• [What you will do]:
Skip the pictures and extract all of the lines exactly as written.

=== Data to process ===

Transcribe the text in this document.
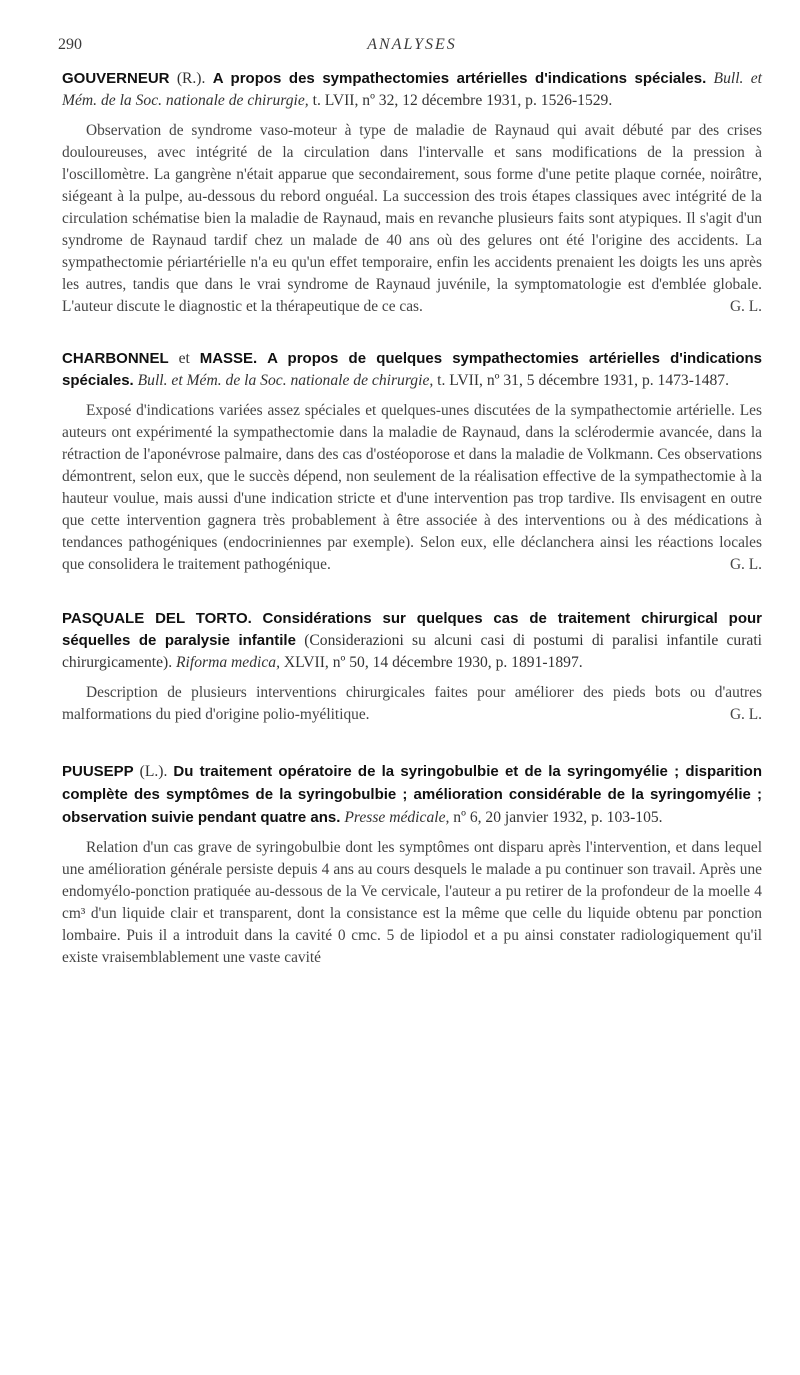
290	ANALYSES

GOUVERNEUR (R.). A propos des sympathectomies artérielles d'indications spéciales. Bull. et Mém. de la Soc. nationale de chirurgie, t. LVII, nº 32, 12 décembre 1931, p. 1526-1529.

Observation de syndrome vaso-moteur à type de maladie de Raynaud qui avait débuté par des crises douloureuses, avec intégrité de la circulation dans l'intervalle et sans modifications de la pression à l'oscillomètre. La gangrène n'était apparue que secondairement, sous forme d'une petite plaque cornée, noirâtre, siégeant à la pulpe, au-dessous du rebord onguéal. La succession des trois étapes classiques avec intégrité de la circulation schématise bien la maladie de Raynaud, mais en revanche plusieurs faits sont atypiques. Il s'agit d'un syndrome de Raynaud tardif chez un malade de 40 ans où des gelures ont été l'origine des accidents. La sympathectomie périartérielle n'a eu qu'un effet temporaire, enfin les accidents prenaient les doigts les uns après les autres, tandis que dans le vrai syndrome de Raynaud juvénile, la symptomatologie est d'emblée globale. L'auteur discute le diagnostic et la thérapeutique de ce cas.	G. L.

CHARBONNEL et MASSE. A propos de quelques sympathectomies artérielles d'indications spéciales. Bull. et Mém. de la Soc. nationale de chirurgie, t. LVII, nº 31, 5 décembre 1931, p. 1473-1487.

Exposé d'indications variées assez spéciales et quelques-unes discutées de la sympathectomie artérielle. Les auteurs ont expérimenté la sympathectomie dans la maladie de Raynaud, dans la sclérodermie avancée, dans la rétraction de l'aponévrose palmaire, dans des cas d'ostéoporose et dans la maladie de Volkmann. Ces observations démontrent, selon eux, que le succès dépend, non seulement de la réalisation effective de la sympathectomie à la hauteur voulue, mais aussi d'une indication stricte et d'une intervention pas trop tardive. Ils envisagent en outre que cette intervention gagnera très probablement à être associée à des interventions ou à des médications à tendances pathogéniques (endocriniennes par exemple). Selon eux, elle déclanchera ainsi les réactions locales que consolidera le traitement pathogénique.	G. L.

PASQUALE DEL TORTO. Considérations sur quelques cas de traitement chirurgical pour séquelles de paralysie infantile (Considerazioni su alcuni casi di postumi di paralisi infantile curati chirurgicamente). Riforma medica, XLVII, nº 50, 14 décembre 1930, p. 1891-1897.

Description de plusieurs interventions chirurgicales faites pour améliorer des pieds bots ou d'autres malformations du pied d'origine polio-myélitique.	G. L.

PUUSEPP (L.). Du traitement opératoire de la syringobulbie et de la syringomyélie ; disparition complète des symptômes de la syringobulbie ; amélioration considérable de la syringomyélie ; observation suivie pendant quatre ans. Presse médicale, nº 6, 20 janvier 1932, p. 103-105.

Relation d'un cas grave de syringobulbie dont les symptômes ont disparu après l'intervention, et dans lequel une amélioration générale persiste depuis 4 ans au cours desquels le malade a pu continuer son travail. Après une endomyélo-ponction pratiquée au-dessous de la Ve cervicale, l'auteur a pu retirer de la profondeur de la moelle 4 cm³ d'un liquide clair et transparent, dont la consistance est la même que celle du liquide obtenu par ponction lombaire. Puis il a introduit dans la cavité 0 cmc. 5 de lipiodol et a pu ainsi constater radiologiquement qu'il existe vraisemblablement une vaste cavité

===

• [Task response]:
Transcribe the text in this document.
290	ANALYSES

GOUVERNEUR (R.). A propos des sympathectomies artérielles d'indications spéciales. Bull. et Mém. de la Soc. nationale de chirurgie, t. LVII, nº 32, 12 décembre 1931, p. 1526-1529.

Observation de syndrome vaso-moteur à type de maladie de Raynaud qui avait débuté par des crises douloureuses, avec intégrité de la circulation dans l'intervalle et sans modifications de la pression à l'oscillomètre. La gangrène n'était apparue que secondairement, sous forme d'une petite plaque cornée, noirâtre, siégeant à la pulpe, au-dessous du rebord onguéal. La succession des trois étapes classiques avec intégrité de la circulation schématise bien la maladie de Raynaud, mais en revanche plusieurs faits sont atypiques. Il s'agit d'un syndrome de Raynaud tardif chez un malade de 40 ans où des gelures ont été l'origine des accidents. La sympathectomie périartérielle n'a eu qu'un effet temporaire, enfin les accidents prenaient les doigts les uns après les autres, tandis que dans le vrai syndrome de Raynaud juvénile, la symptomatologie est d'emblée globale. L'auteur discute le diagnostic et la thérapeutique de ce cas.	G. L.

CHARBONNEL et MASSE. A propos de quelques sympathectomies artérielles d'indications spéciales. Bull. et Mém. de la Soc. nationale de chirurgie, t. LVII, nº 31, 5 décembre 1931, p. 1473-1487.

Exposé d'indications variées assez spéciales et quelques-unes discutées de la sympathectomie artérielle. Les auteurs ont expérimenté la sympathectomie dans la maladie de Raynaud, dans la sclérodermie avancée, dans la rétraction de l'aponévrose palmaire, dans des cas d'ostéoporose et dans la maladie de Volkmann. Ces observations démontrent, selon eux, que le succès dépend, non seulement de la réalisation effective de la sympathectomie à la hauteur voulue, mais aussi d'une indication stricte et d'une intervention pas trop tardive. Ils envisagent en outre que cette intervention gagnera très probablement à être associée à des interventions ou à des médications à tendances pathogéniques (endocriniennes par exemple). Selon eux, elle déclanchera ainsi les réactions locales que consolidera le traitement pathogénique.	G. L.

PASQUALE DEL TORTO. Considérations sur quelques cas de traitement chirurgical pour séquelles de paralysie infantile (Considerazioni su alcuni casi di postumi di paralisi infantile curati chirurgicamente). Riforma medica, XLVII, nº 50, 14 décembre 1930, p. 1891-1897.

Description de plusieurs interventions chirurgicales faites pour améliorer des pieds bots ou d'autres malformations du pied d'origine polio-myélitique.	G. L.

PUUSEPP (L.). Du traitement opératoire de la syringobulbie et de la syringomyélie ; disparition complète des symptômes de la syringobulbie ; amélioration considérable de la syringomyélie ; observation suivie pendant quatre ans. Presse médicale, nº 6, 20 janvier 1932, p. 103-105.

Relation d'un cas grave de syringobulbie dont les symptômes ont disparu après l'intervention, et dans lequel une amélioration générale persiste depuis 4 ans au cours desquels le malade a pu continuer son travail. Après une endomyélo-ponction pratiquée au-dessous de la Ve cervicale, l'auteur a pu retirer de la profondeur de la moelle 4 cm³ d'un liquide clair et transparent, dont la consistance est la même que celle du liquide obtenu par ponction lombaire. Puis il a introduit dans la cavité 0 cmc. 5 de lipiodol et a pu ainsi constater radiologiquement qu'il existe vraisemblablement une vaste cavité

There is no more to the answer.